● Task brief: Tally all lines containing the word "Brian". Give the number alone.

[Part of a data file]
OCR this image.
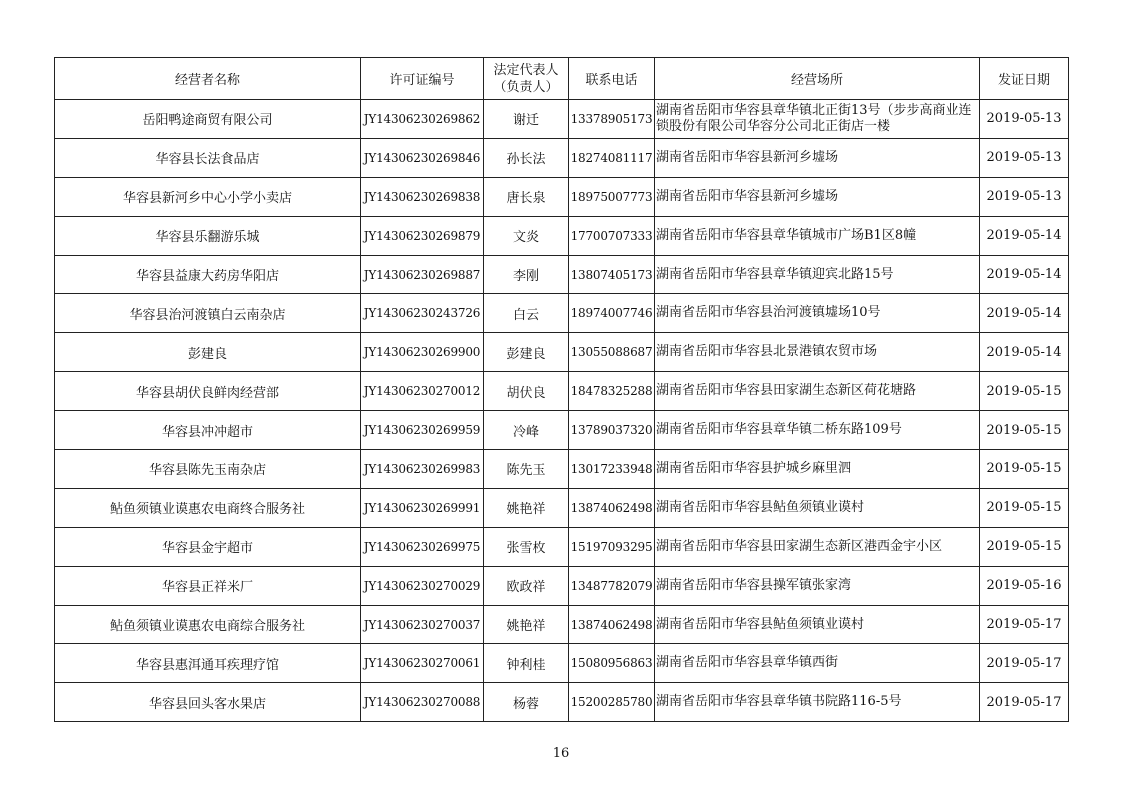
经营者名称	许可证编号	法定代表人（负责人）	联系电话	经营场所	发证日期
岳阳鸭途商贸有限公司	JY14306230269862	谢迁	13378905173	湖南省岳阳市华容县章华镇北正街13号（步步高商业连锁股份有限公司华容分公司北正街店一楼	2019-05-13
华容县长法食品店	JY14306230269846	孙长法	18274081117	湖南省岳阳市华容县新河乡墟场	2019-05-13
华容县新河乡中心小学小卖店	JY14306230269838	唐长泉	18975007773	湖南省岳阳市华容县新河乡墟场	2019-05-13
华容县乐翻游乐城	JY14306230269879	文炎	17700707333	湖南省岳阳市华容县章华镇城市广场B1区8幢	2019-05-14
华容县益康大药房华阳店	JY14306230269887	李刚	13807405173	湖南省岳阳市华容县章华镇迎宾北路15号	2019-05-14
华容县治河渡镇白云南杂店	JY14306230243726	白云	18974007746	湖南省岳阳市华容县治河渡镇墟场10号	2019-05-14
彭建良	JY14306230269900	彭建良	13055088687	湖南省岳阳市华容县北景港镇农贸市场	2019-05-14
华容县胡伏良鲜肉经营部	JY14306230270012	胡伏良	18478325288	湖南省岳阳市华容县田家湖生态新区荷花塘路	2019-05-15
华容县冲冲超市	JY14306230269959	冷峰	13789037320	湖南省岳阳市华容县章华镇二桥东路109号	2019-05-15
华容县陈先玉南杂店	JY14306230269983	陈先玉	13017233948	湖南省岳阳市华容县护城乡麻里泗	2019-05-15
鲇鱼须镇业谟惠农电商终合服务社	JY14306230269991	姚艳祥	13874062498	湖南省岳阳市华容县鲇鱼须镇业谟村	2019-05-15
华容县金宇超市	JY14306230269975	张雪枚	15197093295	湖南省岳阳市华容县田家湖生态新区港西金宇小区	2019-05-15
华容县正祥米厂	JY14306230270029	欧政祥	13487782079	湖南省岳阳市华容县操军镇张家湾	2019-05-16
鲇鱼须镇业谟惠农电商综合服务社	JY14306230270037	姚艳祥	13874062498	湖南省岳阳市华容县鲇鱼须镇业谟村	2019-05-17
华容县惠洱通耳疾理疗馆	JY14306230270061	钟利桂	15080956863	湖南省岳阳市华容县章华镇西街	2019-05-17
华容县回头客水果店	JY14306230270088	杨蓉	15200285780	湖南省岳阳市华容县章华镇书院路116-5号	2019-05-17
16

* * *

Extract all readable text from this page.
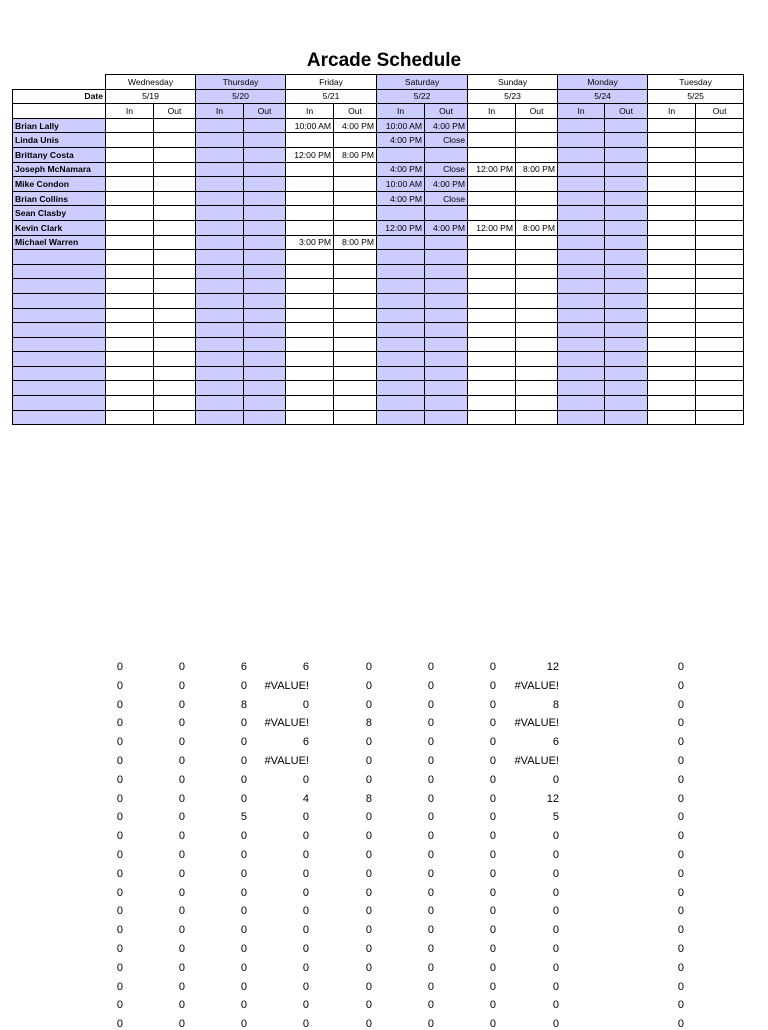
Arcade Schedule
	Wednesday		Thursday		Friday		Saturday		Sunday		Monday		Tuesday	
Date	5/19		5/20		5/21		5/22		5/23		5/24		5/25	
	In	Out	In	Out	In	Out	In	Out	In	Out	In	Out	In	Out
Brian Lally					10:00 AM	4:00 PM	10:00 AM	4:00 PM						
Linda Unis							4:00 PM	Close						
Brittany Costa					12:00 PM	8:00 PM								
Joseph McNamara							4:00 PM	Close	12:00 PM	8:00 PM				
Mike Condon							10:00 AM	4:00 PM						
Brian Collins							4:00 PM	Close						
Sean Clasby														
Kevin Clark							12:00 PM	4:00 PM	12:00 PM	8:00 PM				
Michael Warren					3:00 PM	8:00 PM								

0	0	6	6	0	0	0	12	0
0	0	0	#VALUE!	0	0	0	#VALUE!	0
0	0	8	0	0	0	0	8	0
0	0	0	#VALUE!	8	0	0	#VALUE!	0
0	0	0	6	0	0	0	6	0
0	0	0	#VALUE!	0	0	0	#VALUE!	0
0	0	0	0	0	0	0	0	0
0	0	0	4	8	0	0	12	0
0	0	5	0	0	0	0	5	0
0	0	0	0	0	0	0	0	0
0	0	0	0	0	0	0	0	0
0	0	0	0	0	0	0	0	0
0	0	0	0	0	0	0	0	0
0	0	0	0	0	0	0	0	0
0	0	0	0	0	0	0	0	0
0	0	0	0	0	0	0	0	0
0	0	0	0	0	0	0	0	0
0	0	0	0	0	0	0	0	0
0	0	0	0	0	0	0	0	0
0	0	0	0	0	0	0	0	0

● Task result: 2